> **WHAT YOU SHOULD DO**
Without the pictures, copy all of the data exactly.

[Start of Attachment]

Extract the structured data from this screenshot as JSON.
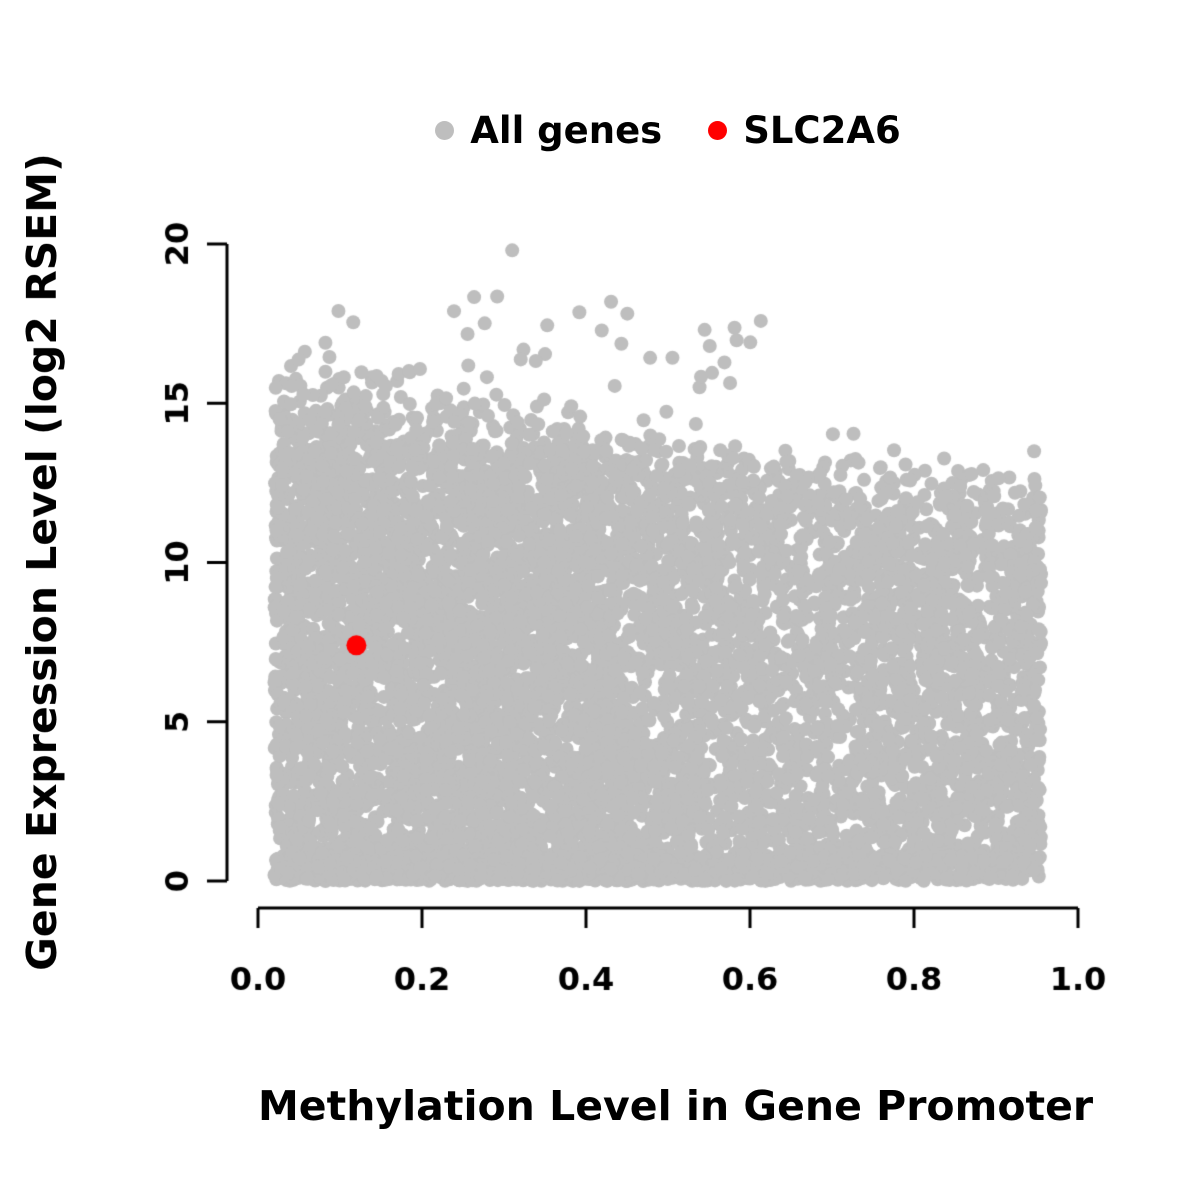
{
  "figure": {
    "background": "#ffffff",
    "axis_color": "#000000"
  },
  "legend": {
    "items": [
      {
        "label": "All genes",
        "color": "#bebebe"
      },
      {
        "label": "SLC2A6",
        "color": "#ff0000"
      }
    ]
  },
  "chart_data": {
    "type": "scatter",
    "title": "",
    "xlabel": "Methylation Level in Gene Promoter",
    "ylabel": "Gene Expression Level (log2 RSEM)",
    "xlim": [
      0,
      1
    ],
    "ylim": [
      0,
      20
    ],
    "x_ticks": [
      0.0,
      0.2,
      0.4,
      0.6,
      0.8,
      1.0
    ],
    "x_tick_labels": [
      "0.0",
      "0.2",
      "0.4",
      "0.6",
      "0.8",
      "1.0"
    ],
    "y_ticks": [
      0,
      5,
      10,
      15,
      20
    ],
    "y_tick_labels": [
      "0",
      "5",
      "10",
      "15",
      "20"
    ],
    "grid": false,
    "legend_position": "top-center",
    "series": [
      {
        "name": "All genes",
        "color": "#bebebe",
        "marker": "circle",
        "point_radius_px": 7,
        "representation": "procedural_cloud",
        "cloud": {
          "n_points": 9000,
          "seed": 42,
          "x_min": 0.02,
          "x_max": 0.955,
          "left_fraction": 0.58,
          "left_x_max": 0.45,
          "upper_envelope_y_at_x0": 15.3,
          "upper_envelope_y_at_x1": 11.4,
          "envelope_noise_sd": 0.8,
          "baseline_extra_fraction": 0.16,
          "baseline_band_max_y": 0.8,
          "outliers": {
            "n": 42,
            "x_min": 0.03,
            "x_max": 0.62,
            "y_min": 15.5,
            "y_max": 18.4
          },
          "max_point": {
            "x": 0.31,
            "y": 19.8
          }
        }
      },
      {
        "name": "SLC2A6",
        "color": "#ff0000",
        "marker": "circle",
        "point_radius_px": 10,
        "points": [
          [
            0.12,
            7.4
          ]
        ]
      }
    ]
  }
}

[End of Attachment]

> **PROBLEM SOLUTION**
Extract the structured data from this screenshot as JSON.
{
  "figure": {
    "background": "#ffffff",
    "axis_color": "#000000"
  },
  "legend": {
    "items": [
      {
        "label": "All genes",
        "color": "#bebebe"
      },
      {
        "label": "SLC2A6",
        "color": "#ff0000"
      }
    ]
  },
  "chart_data": {
    "type": "scatter",
    "title": "",
    "xlabel": "Methylation Level in Gene Promoter",
    "ylabel": "Gene Expression Level (log2 RSEM)",
    "xlim": [
      0,
      1
    ],
    "ylim": [
      0,
      20
    ],
    "x_ticks": [
      0.0,
      0.2,
      0.4,
      0.6,
      0.8,
      1.0
    ],
    "x_tick_labels": [
      "0.0",
      "0.2",
      "0.4",
      "0.6",
      "0.8",
      "1.0"
    ],
    "y_ticks": [
      0,
      5,
      10,
      15,
      20
    ],
    "y_tick_labels": [
      "0",
      "5",
      "10",
      "15",
      "20"
    ],
    "grid": false,
    "legend_position": "top-center",
    "series": [
      {
        "name": "All genes",
        "color": "#bebebe",
        "marker": "circle",
        "point_radius_px": 7,
        "representation": "procedural_cloud",
        "cloud": {
          "n_points": 9000,
          "seed": 42,
          "x_min": 0.02,
          "x_max": 0.955,
          "left_fraction": 0.58,
          "left_x_max": 0.45,
          "upper_envelope_y_at_x0": 15.3,
          "upper_envelope_y_at_x1": 11.4,
          "envelope_noise_sd": 0.8,
          "baseline_extra_fraction": 0.16,
          "baseline_band_max_y": 0.8,
          "outliers": {
            "n": 42,
            "x_min": 0.03,
            "x_max": 0.62,
            "y_min": 15.5,
            "y_max": 18.4
          },
          "max_point": {
            "x": 0.31,
            "y": 19.8
          }
        }
      },
      {
        "name": "SLC2A6",
        "color": "#ff0000",
        "marker": "circle",
        "point_radius_px": 10,
        "points": [
          [
            0.12,
            7.4
          ]
        ]
      }
    ]
  }
}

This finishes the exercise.